### JOB:
Copy out the listing that follows, exact in every word, and skip the images.

(Entries taken from a collection)
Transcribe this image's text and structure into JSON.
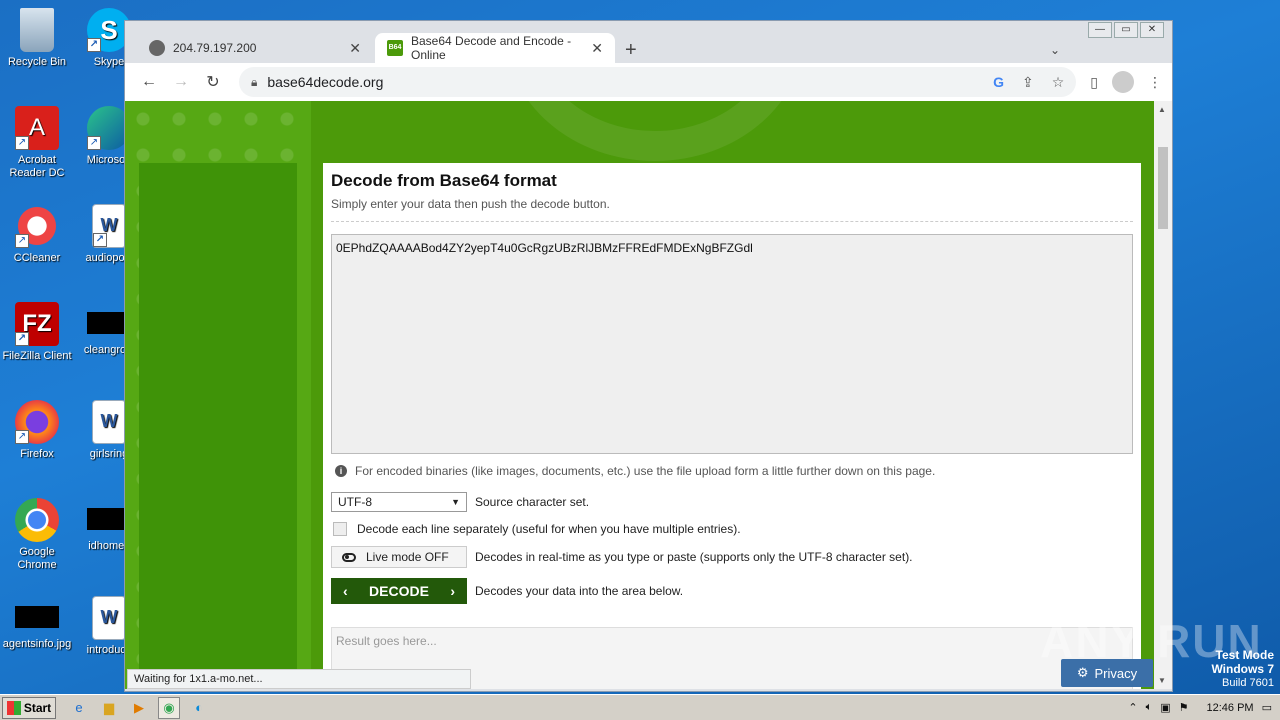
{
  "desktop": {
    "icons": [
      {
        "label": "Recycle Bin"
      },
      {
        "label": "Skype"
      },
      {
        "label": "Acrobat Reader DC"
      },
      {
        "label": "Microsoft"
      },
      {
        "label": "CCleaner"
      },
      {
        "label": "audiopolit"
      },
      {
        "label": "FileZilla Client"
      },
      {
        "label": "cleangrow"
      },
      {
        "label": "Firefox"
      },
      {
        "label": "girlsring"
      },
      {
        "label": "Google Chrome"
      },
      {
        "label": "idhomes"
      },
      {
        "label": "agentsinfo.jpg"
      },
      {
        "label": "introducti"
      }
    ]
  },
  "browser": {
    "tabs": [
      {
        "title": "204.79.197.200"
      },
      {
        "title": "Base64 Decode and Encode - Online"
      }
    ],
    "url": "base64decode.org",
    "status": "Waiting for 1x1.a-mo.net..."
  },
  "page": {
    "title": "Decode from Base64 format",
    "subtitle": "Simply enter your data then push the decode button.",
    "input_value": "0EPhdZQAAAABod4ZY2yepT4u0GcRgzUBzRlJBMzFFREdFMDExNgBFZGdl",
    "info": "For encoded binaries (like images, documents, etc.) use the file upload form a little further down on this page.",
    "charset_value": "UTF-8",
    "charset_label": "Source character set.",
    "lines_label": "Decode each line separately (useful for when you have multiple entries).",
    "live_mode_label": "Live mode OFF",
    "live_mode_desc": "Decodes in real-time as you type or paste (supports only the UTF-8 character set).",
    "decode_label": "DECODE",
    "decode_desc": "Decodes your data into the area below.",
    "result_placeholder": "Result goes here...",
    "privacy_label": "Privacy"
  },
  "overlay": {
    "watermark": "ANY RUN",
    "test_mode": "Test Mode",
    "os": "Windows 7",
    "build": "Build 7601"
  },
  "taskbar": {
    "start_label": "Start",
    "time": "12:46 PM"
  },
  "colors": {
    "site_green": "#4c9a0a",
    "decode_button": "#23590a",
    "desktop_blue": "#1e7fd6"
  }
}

### REPLY:
Transcribe this image's text and structure into JSON.
{
  "desktop": {
    "icons": [
      {
        "label": "Recycle Bin"
      },
      {
        "label": "Skype"
      },
      {
        "label": "Acrobat Reader DC"
      },
      {
        "label": "Microsoft"
      },
      {
        "label": "CCleaner"
      },
      {
        "label": "audiopolit"
      },
      {
        "label": "FileZilla Client"
      },
      {
        "label": "cleangrow"
      },
      {
        "label": "Firefox"
      },
      {
        "label": "girlsring"
      },
      {
        "label": "Google Chrome"
      },
      {
        "label": "idhomes"
      },
      {
        "label": "agentsinfo.jpg"
      },
      {
        "label": "introducti"
      }
    ]
  },
  "browser": {
    "tabs": [
      {
        "title": "204.79.197.200"
      },
      {
        "title": "Base64 Decode and Encode - Online"
      }
    ],
    "url": "base64decode.org",
    "status": "Waiting for 1x1.a-mo.net..."
  },
  "page": {
    "title": "Decode from Base64 format",
    "subtitle": "Simply enter your data then push the decode button.",
    "input_value": "0EPhdZQAAAABod4ZY2yepT4u0GcRgzUBzRlJBMzFFREdFMDExNgBFZGdl",
    "info": "For encoded binaries (like images, documents, etc.) use the file upload form a little further down on this page.",
    "charset_value": "UTF-8",
    "charset_label": "Source character set.",
    "lines_label": "Decode each line separately (useful for when you have multiple entries).",
    "live_mode_label": "Live mode OFF",
    "live_mode_desc": "Decodes in real-time as you type or paste (supports only the UTF-8 character set).",
    "decode_label": "DECODE",
    "decode_desc": "Decodes your data into the area below.",
    "result_placeholder": "Result goes here...",
    "privacy_label": "Privacy"
  },
  "overlay": {
    "watermark": "ANY RUN",
    "test_mode": "Test Mode",
    "os": "Windows 7",
    "build": "Build 7601"
  },
  "taskbar": {
    "start_label": "Start",
    "time": "12:46 PM"
  },
  "colors": {
    "site_green": "#4c9a0a",
    "decode_button": "#23590a",
    "desktop_blue": "#1e7fd6"
  }
}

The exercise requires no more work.